### [TASK OBJECTIVE]
Pictures aside, repeat every entry exactly.

### [MATERIAL FOR THE TASK]

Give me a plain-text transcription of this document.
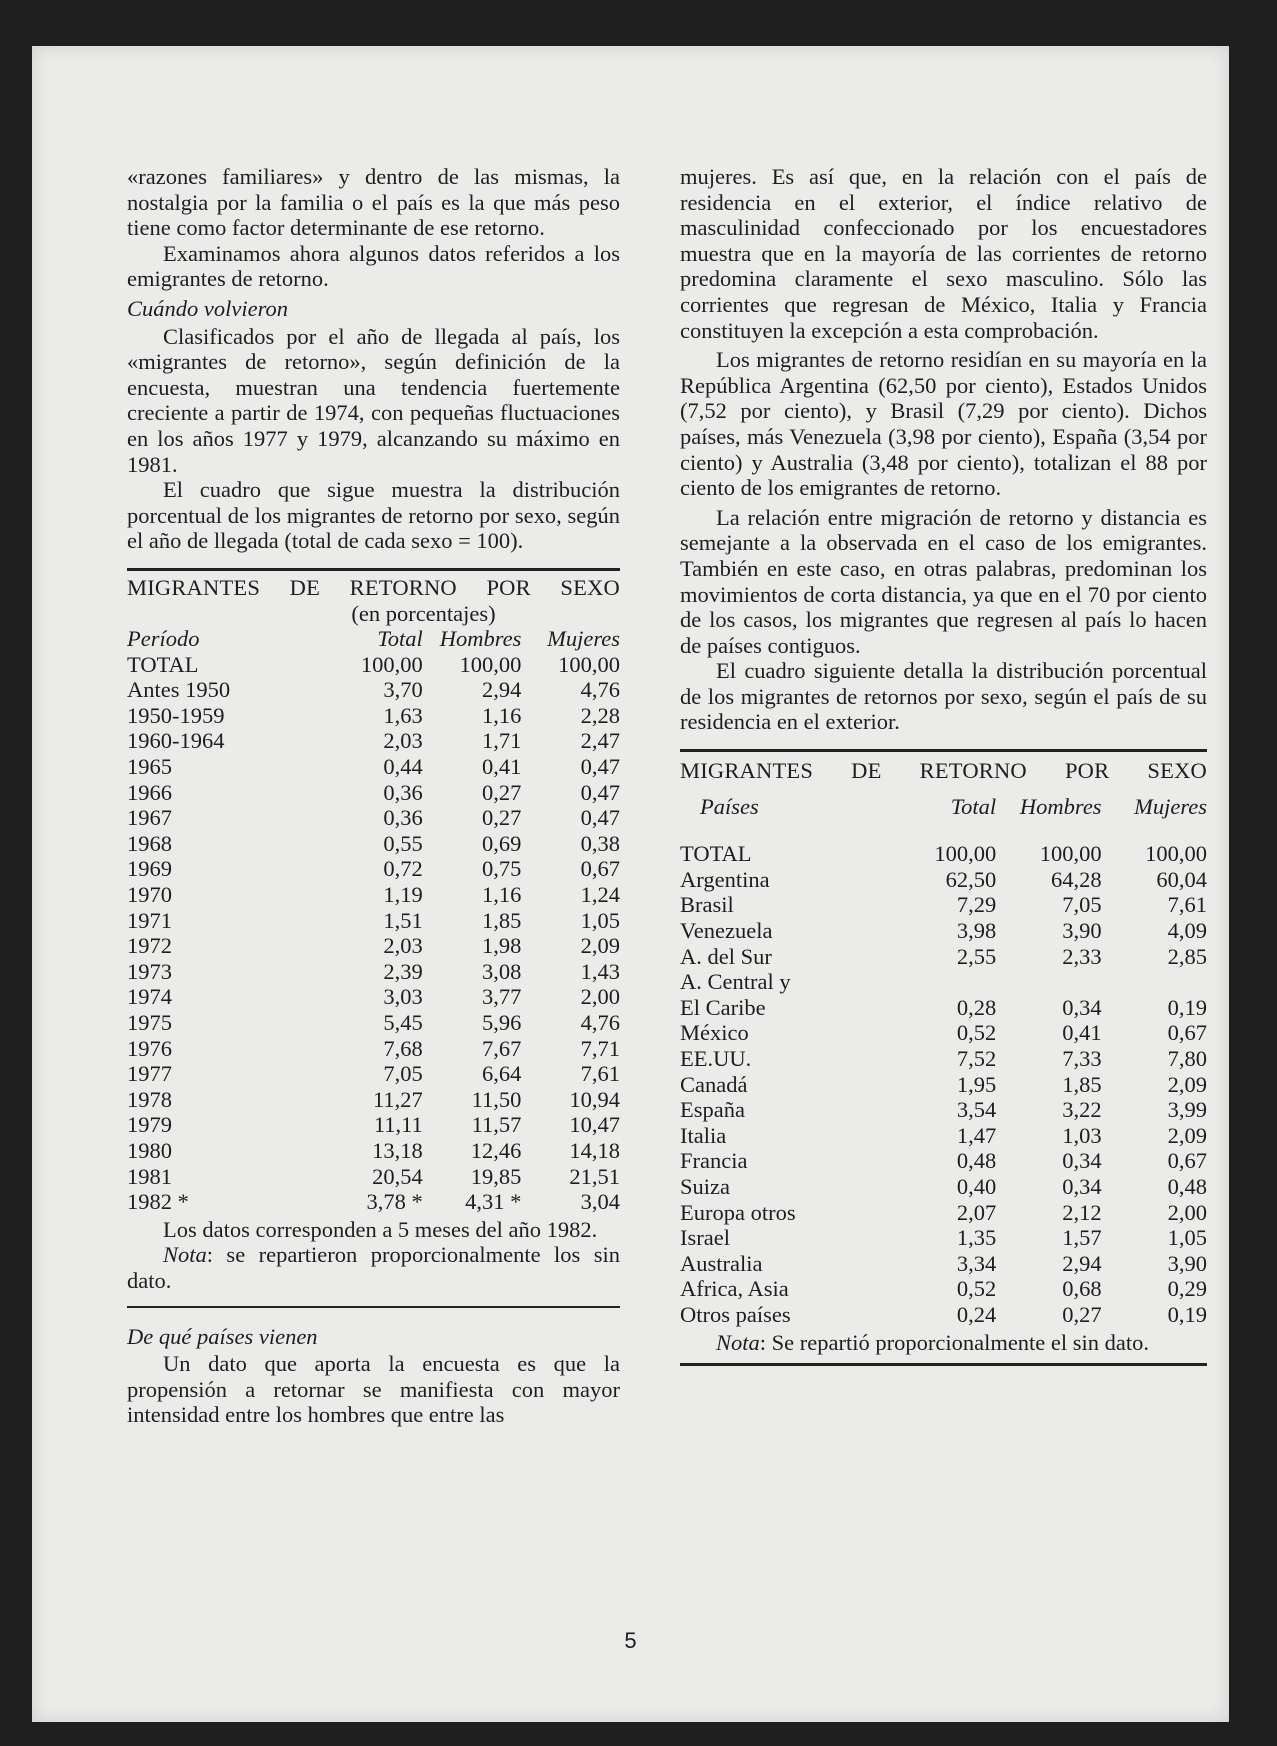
«razones familiares» y dentro de las mismas, la nostalgia por la familia o el país es la que más peso tiene como factor determinante de ese retorno.

Examinamos ahora algunos datos referidos a los emigrantes de retorno.

Cuándo volvieron

Clasificados por el año de llegada al país, los «migrantes de retorno», según definición de la encuesta, muestran una tendencia fuertemente creciente a partir de 1974, con pequeñas fluctuaciones en los años 1977 y 1979, alcanzando su máximo en 1981.

El cuadro que sigue muestra la distribución porcentual de los migrantes de retorno por sexo, según el año de llegada (total de cada sexo = 100).

MIGRANTES DE RETORNO POR SEXO
(en porcentajes)
Período	Total	Hombres	Mujeres
TOTAL	100,00	100,00	100,00
Antes 1950	3,70	2,94	4,76
1950-1959	1,63	1,16	2,28
1960-1964	2,03	1,71	2,47
1965	0,44	0,41	0,47
1966	0,36	0,27	0,47
1967	0,36	0,27	0,47
1968	0,55	0,69	0,38
1969	0,72	0,75	0,67
1970	1,19	1,16	1,24
1971	1,51	1,85	1,05
1972	2,03	1,98	2,09
1973	2,39	3,08	1,43
1974	3,03	3,77	2,00
1975	5,45	5,96	4,76
1976	7,68	7,67	7,71
1977	7,05	6,64	7,61
1978	11,27	11,50	10,94
1979	11,11	11,57	10,47
1980	13,18	12,46	14,18
1981	20,54	19,85	21,51
1982 *	3,78 *	4,31 *	3,04

Los datos corresponden a 5 meses del año 1982.

Nota: se repartieron proporcionalmente los sin dato.

De qué países vienen

Un dato que aporta la encuesta es que la propensión a retornar se manifiesta con mayor intensidad entre los hombres que entre las

mujeres. Es así que, en la relación con el país de residencia en el exterior, el índice relativo de masculinidad confeccionado por los encuestadores muestra que en la mayoría de las corrientes de retorno predomina claramente el sexo masculino. Sólo las corrientes que regresan de México, Italia y Francia constituyen la excepción a esta comprobación.

Los migrantes de retorno residían en su mayoría en la República Argentina (62,50 por ciento), Estados Unidos (7,52 por ciento), y Brasil (7,29 por ciento). Dichos países, más Venezuela (3,98 por ciento), España (3,54 por ciento) y Australia (3,48 por ciento), totalizan el 88 por ciento de los emigrantes de retorno.

La relación entre migración de retorno y distancia es semejante a la observada en el caso de los emigrantes. También en este caso, en otras palabras, predominan los movimientos de corta distancia, ya que en el 70 por ciento de los casos, los migrantes que regresen al país lo hacen de países contiguos.

El cuadro siguiente detalla la distribución porcentual de los migrantes de retornos por sexo, según el país de su residencia en el exterior.

MIGRANTES DE RETORNO POR SEXO
Países	Total	Hombres	Mujeres

TOTAL	100,00	100,00	100,00
Argentina	62,50	64,28	60,04
Brasil	7,29	7,05	7,61
Venezuela	3,98	3,90	4,09
A. del Sur	2,55	2,33	2,85
A. Central y			
El Caribe	0,28	0,34	0,19
México	0,52	0,41	0,67
EE.UU.	7,52	7,33	7,80
Canadá	1,95	1,85	2,09
España	3,54	3,22	3,99
Italia	1,47	1,03	2,09
Francia	0,48	0,34	0,67
Suiza	0,40	0,34	0,48
Europa otros	2,07	2,12	2,00
Israel	1,35	1,57	1,05
Australia	3,34	2,94	3,90
Africa, Asia	0,52	0,68	0,29
Otros países	0,24	0,27	0,19

Nota: Se repartió proporcionalmente el sin dato.

5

### [SOLUTION]
Give me a plain-text transcription of this document.
«razones familiares» y dentro de las mismas, la nostalgia por la familia o el país es la que más peso tiene como factor determinante de ese retorno.

Examinamos ahora algunos datos referidos a los emigrantes de retorno.

Cuándo volvieron

Clasificados por el año de llegada al país, los «migrantes de retorno», según definición de la encuesta, muestran una tendencia fuertemente creciente a partir de 1974, con pequeñas fluctuaciones en los años 1977 y 1979, alcanzando su máximo en 1981.

El cuadro que sigue muestra la distribución porcentual de los migrantes de retorno por sexo, según el año de llegada (total de cada sexo = 100).

MIGRANTES DE RETORNO POR SEXO
(en porcentajes)
Período	Total	Hombres	Mujeres
TOTAL	100,00	100,00	100,00
Antes 1950	3,70	2,94	4,76
1950-1959	1,63	1,16	2,28
1960-1964	2,03	1,71	2,47
1965	0,44	0,41	0,47
1966	0,36	0,27	0,47
1967	0,36	0,27	0,47
1968	0,55	0,69	0,38
1969	0,72	0,75	0,67
1970	1,19	1,16	1,24
1971	1,51	1,85	1,05
1972	2,03	1,98	2,09
1973	2,39	3,08	1,43
1974	3,03	3,77	2,00
1975	5,45	5,96	4,76
1976	7,68	7,67	7,71
1977	7,05	6,64	7,61
1978	11,27	11,50	10,94
1979	11,11	11,57	10,47
1980	13,18	12,46	14,18
1981	20,54	19,85	21,51
1982 *	3,78 *	4,31 *	3,04

Los datos corresponden a 5 meses del año 1982.

Nota: se repartieron proporcionalmente los sin dato.

De qué países vienen

Un dato que aporta la encuesta es que la propensión a retornar se manifiesta con mayor intensidad entre los hombres que entre las

mujeres. Es así que, en la relación con el país de residencia en el exterior, el índice relativo de masculinidad confeccionado por los encuestadores muestra que en la mayoría de las corrientes de retorno predomina claramente el sexo masculino. Sólo las corrientes que regresan de México, Italia y Francia constituyen la excepción a esta comprobación.

Los migrantes de retorno residían en su mayoría en la República Argentina (62,50 por ciento), Estados Unidos (7,52 por ciento), y Brasil (7,29 por ciento). Dichos países, más Venezuela (3,98 por ciento), España (3,54 por ciento) y Australia (3,48 por ciento), totalizan el 88 por ciento de los emigrantes de retorno.

La relación entre migración de retorno y distancia es semejante a la observada en el caso de los emigrantes. También en este caso, en otras palabras, predominan los movimientos de corta distancia, ya que en el 70 por ciento de los casos, los migrantes que regresen al país lo hacen de países contiguos.

El cuadro siguiente detalla la distribución porcentual de los migrantes de retornos por sexo, según el país de su residencia en el exterior.

MIGRANTES DE RETORNO POR SEXO
Países	Total	Hombres	Mujeres

TOTAL	100,00	100,00	100,00
Argentina	62,50	64,28	60,04
Brasil	7,29	7,05	7,61
Venezuela	3,98	3,90	4,09
A. del Sur	2,55	2,33	2,85
A. Central y			
El Caribe	0,28	0,34	0,19
México	0,52	0,41	0,67
EE.UU.	7,52	7,33	7,80
Canadá	1,95	1,85	2,09
España	3,54	3,22	3,99
Italia	1,47	1,03	2,09
Francia	0,48	0,34	0,67
Suiza	0,40	0,34	0,48
Europa otros	2,07	2,12	2,00
Israel	1,35	1,57	1,05
Australia	3,34	2,94	3,90
Africa, Asia	0,52	0,68	0,29
Otros países	0,24	0,27	0,19

Nota: Se repartió proporcionalmente el sin dato.

5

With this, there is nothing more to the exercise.